SUPPLIED MATERIAL >>

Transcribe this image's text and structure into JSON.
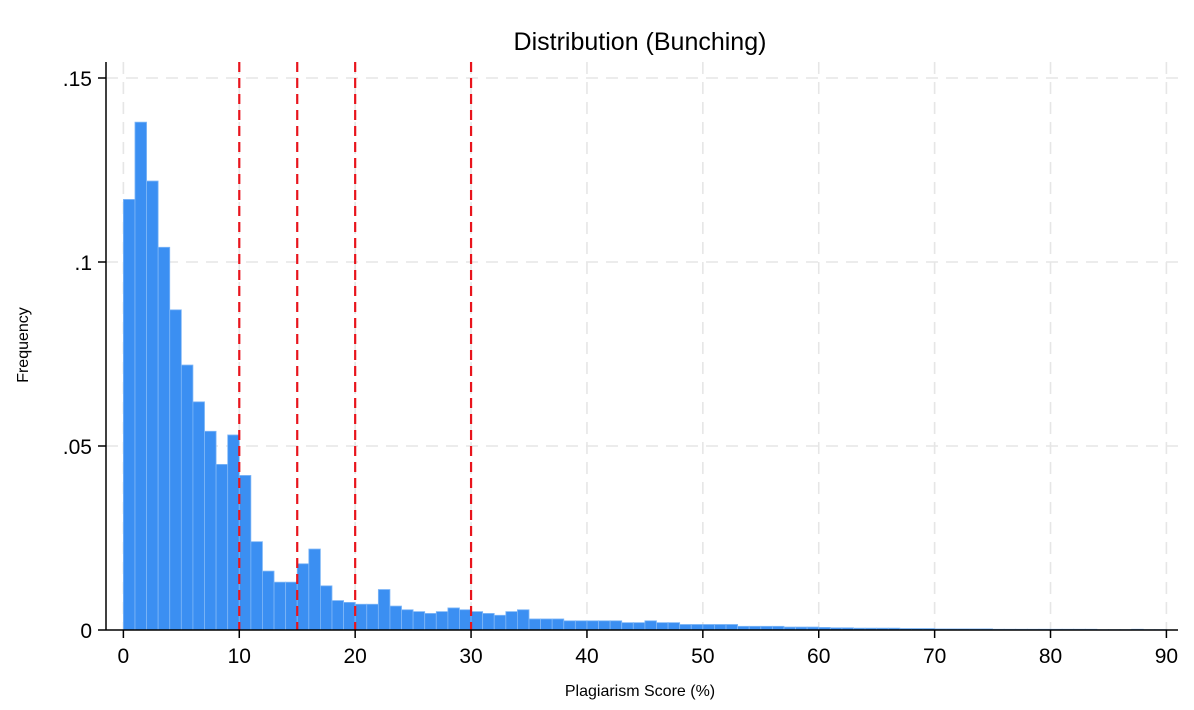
{
  "chart_data": {
    "type": "bar",
    "title": "Distribution (Bunching)",
    "xlabel": "Plagiarism Score (%)",
    "ylabel": "Frequency",
    "xlim": [
      -1.5,
      91
    ],
    "ylim": [
      0,
      0.15
    ],
    "xticks": [
      0,
      10,
      20,
      30,
      40,
      50,
      60,
      70,
      80,
      90
    ],
    "xtick_labels": [
      "0",
      "10",
      "20",
      "30",
      "40",
      "50",
      "60",
      "70",
      "80",
      "90"
    ],
    "yticks": [
      0,
      0.05,
      0.1,
      0.15
    ],
    "ytick_labels": [
      "0",
      ".05",
      ".1",
      ".15"
    ],
    "grid": true,
    "bin_width": 1,
    "bin_start": 0,
    "values": [
      0.117,
      0.138,
      0.122,
      0.104,
      0.087,
      0.072,
      0.062,
      0.054,
      0.045,
      0.053,
      0.042,
      0.024,
      0.016,
      0.013,
      0.013,
      0.018,
      0.022,
      0.012,
      0.008,
      0.0075,
      0.007,
      0.007,
      0.011,
      0.0065,
      0.0055,
      0.005,
      0.0045,
      0.005,
      0.006,
      0.0055,
      0.005,
      0.0045,
      0.004,
      0.005,
      0.0055,
      0.003,
      0.003,
      0.003,
      0.0025,
      0.0025,
      0.0025,
      0.0025,
      0.0025,
      0.002,
      0.002,
      0.0025,
      0.002,
      0.002,
      0.0015,
      0.0015,
      0.0015,
      0.0015,
      0.0015,
      0.001,
      0.001,
      0.001,
      0.001,
      0.0008,
      0.0008,
      0.0008,
      0.0007,
      0.0006,
      0.0006,
      0.0005,
      0.0005,
      0.0005,
      0.0005,
      0.0004,
      0.0004,
      0.0004,
      0.0003,
      0.0003,
      0.0003,
      0.0003,
      0.0003,
      0.0002,
      0.0002,
      0.0002,
      0.0002,
      0.0002,
      0.0002,
      0.0002,
      0.0002,
      0.0002,
      0.0001,
      0.0001,
      0.0001,
      0.0002,
      0.0001,
      0.0001
    ],
    "reference_lines": [
      10,
      15,
      20,
      30
    ],
    "colors": {
      "bars": "#3b8ff2",
      "bar_edges": "#7fb7f7",
      "reference_lines": "#e8141c",
      "grid": "#e6e6e6"
    }
  }
}
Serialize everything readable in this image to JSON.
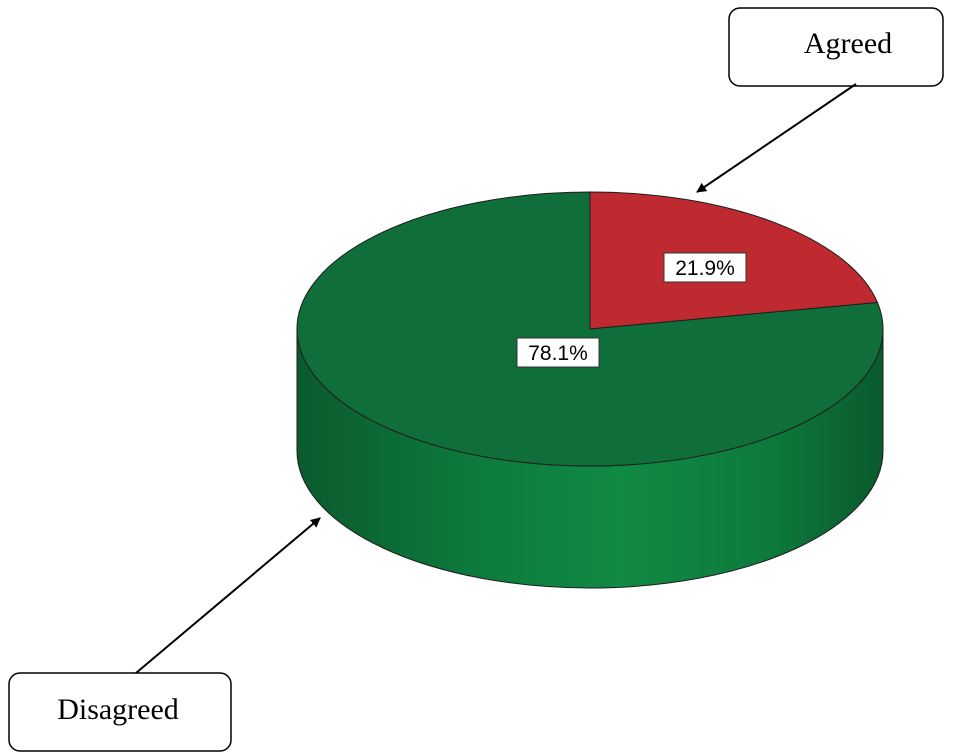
{
  "chart_data": {
    "type": "pie",
    "style": "3d",
    "slices": [
      {
        "label": "Agreed",
        "value": 21.9,
        "data_label": "21.9%",
        "color": "#bf2a30"
      },
      {
        "label": "Disagreed",
        "value": 78.1,
        "data_label": "78.1%",
        "color": "#0f6e3a"
      }
    ],
    "legend": "callouts"
  },
  "callouts": {
    "agreed": "Agreed",
    "disagreed": "Disagreed"
  },
  "colors": {
    "agreed_top": "#bf2a30",
    "disagreed_top": "#0f6e3a",
    "side": "#0e8441",
    "outline": "#1e1e1e"
  }
}
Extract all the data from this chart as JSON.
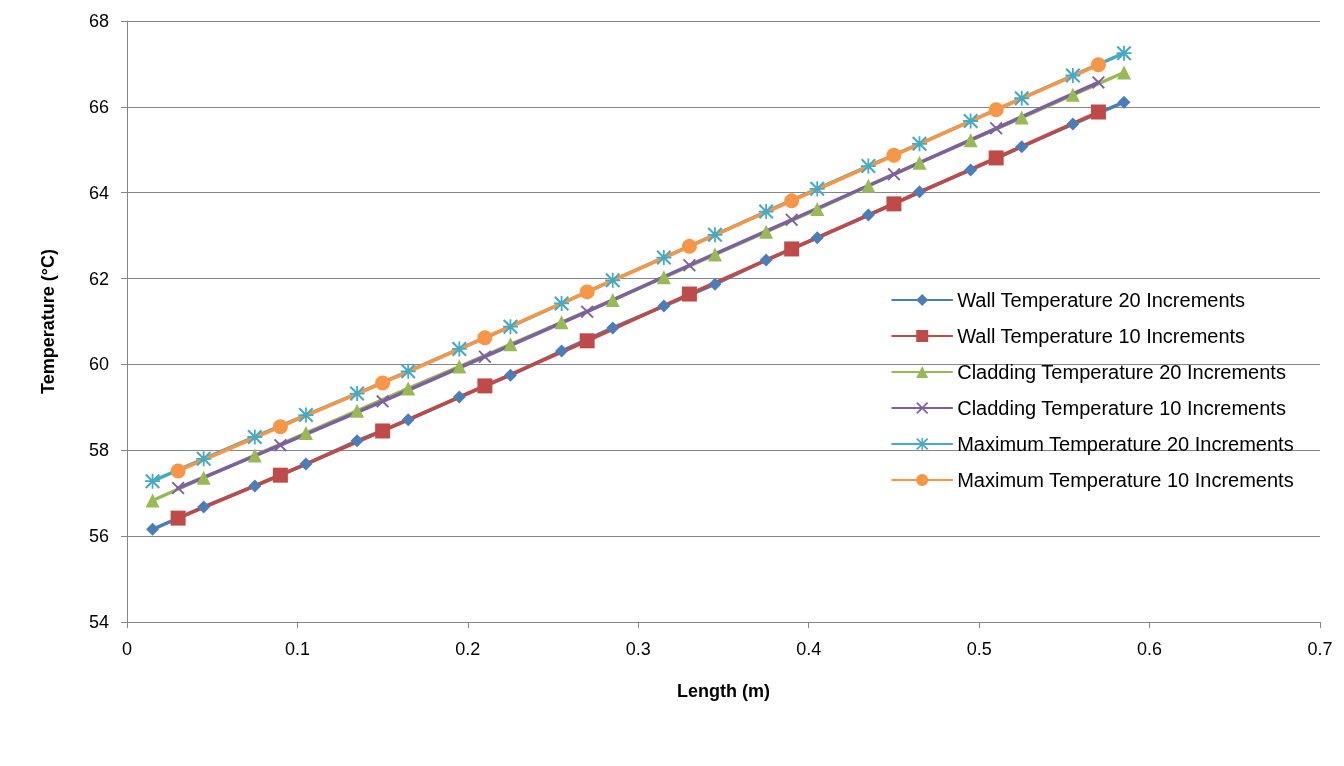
{
  "chart_data": {
    "type": "line",
    "xlabel": "Length (m)",
    "ylabel": "Temperature (°C)",
    "xlim": [
      0,
      0.7
    ],
    "xticks": [
      0,
      0.1,
      0.2,
      0.3,
      0.4,
      0.5,
      0.6,
      0.7
    ],
    "ylim": [
      54,
      68
    ],
    "yticks": [
      54,
      56,
      58,
      60,
      62,
      64,
      66,
      68
    ],
    "grid": "y",
    "legend": "right",
    "line_style": "solid",
    "series": [
      {
        "name": "Wall Temperature 20 Increments",
        "color": "#4a7ebb",
        "marker": "diamond",
        "x": [
          0.015,
          0.045,
          0.075,
          0.105,
          0.135,
          0.165,
          0.195,
          0.225,
          0.255,
          0.285,
          0.315,
          0.345,
          0.375,
          0.405,
          0.435,
          0.465,
          0.495,
          0.525,
          0.555,
          0.585
        ],
        "values": [
          56.16,
          56.68,
          57.17,
          57.68,
          58.22,
          58.71,
          59.24,
          59.75,
          60.31,
          60.85,
          61.36,
          61.87,
          62.43,
          62.95,
          63.48,
          64.02,
          64.53,
          65.07,
          65.6,
          66.11
        ]
      },
      {
        "name": "Wall Temperature 10 Increments",
        "color": "#be4b48",
        "marker": "square",
        "x": [
          0.03,
          0.09,
          0.15,
          0.21,
          0.27,
          0.33,
          0.39,
          0.45,
          0.51,
          0.57
        ],
        "values": [
          56.42,
          57.42,
          58.45,
          59.5,
          60.55,
          61.64,
          62.69,
          63.74,
          64.81,
          65.88
        ]
      },
      {
        "name": "Cladding Temperature 20 Increments",
        "color": "#98b954",
        "marker": "triangle",
        "x": [
          0.015,
          0.045,
          0.075,
          0.105,
          0.135,
          0.165,
          0.195,
          0.225,
          0.255,
          0.285,
          0.315,
          0.345,
          0.375,
          0.405,
          0.435,
          0.465,
          0.495,
          0.525,
          0.555,
          0.585
        ],
        "values": [
          56.83,
          57.36,
          57.88,
          58.4,
          58.92,
          59.44,
          59.95,
          60.47,
          60.98,
          61.5,
          62.03,
          62.56,
          63.09,
          63.62,
          64.16,
          64.7,
          65.22,
          65.75,
          66.28,
          66.8
        ]
      },
      {
        "name": "Cladding Temperature 10 Increments",
        "color": "#7d60a0",
        "marker": "cross",
        "x": [
          0.03,
          0.09,
          0.15,
          0.21,
          0.27,
          0.33,
          0.39,
          0.45,
          0.51,
          0.57
        ],
        "values": [
          57.12,
          58.12,
          59.14,
          60.18,
          61.23,
          62.31,
          63.37,
          64.43,
          65.5,
          66.57
        ]
      },
      {
        "name": "Maximum Temperature 20 Increments",
        "color": "#46aac5",
        "marker": "star",
        "x": [
          0.015,
          0.045,
          0.075,
          0.105,
          0.135,
          0.165,
          0.195,
          0.225,
          0.255,
          0.285,
          0.315,
          0.345,
          0.375,
          0.405,
          0.435,
          0.465,
          0.495,
          0.525,
          0.555,
          0.585
        ],
        "values": [
          57.28,
          57.8,
          58.31,
          58.82,
          59.32,
          59.84,
          60.36,
          60.88,
          61.42,
          61.96,
          62.49,
          63.02,
          63.56,
          64.09,
          64.62,
          65.14,
          65.67,
          66.2,
          66.73,
          67.25
        ]
      },
      {
        "name": "Maximum Temperature 10 Increments",
        "color": "#f79646",
        "marker": "circle",
        "x": [
          0.03,
          0.09,
          0.15,
          0.21,
          0.27,
          0.33,
          0.39,
          0.45,
          0.51,
          0.57
        ],
        "values": [
          57.52,
          58.55,
          59.57,
          60.62,
          61.69,
          62.75,
          63.81,
          64.87,
          65.93,
          66.98
        ]
      }
    ]
  }
}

AIM >>
Go through the material above and count the lines that contain "this"; answer with the number alone.

RESULT OF THE TASK >>
3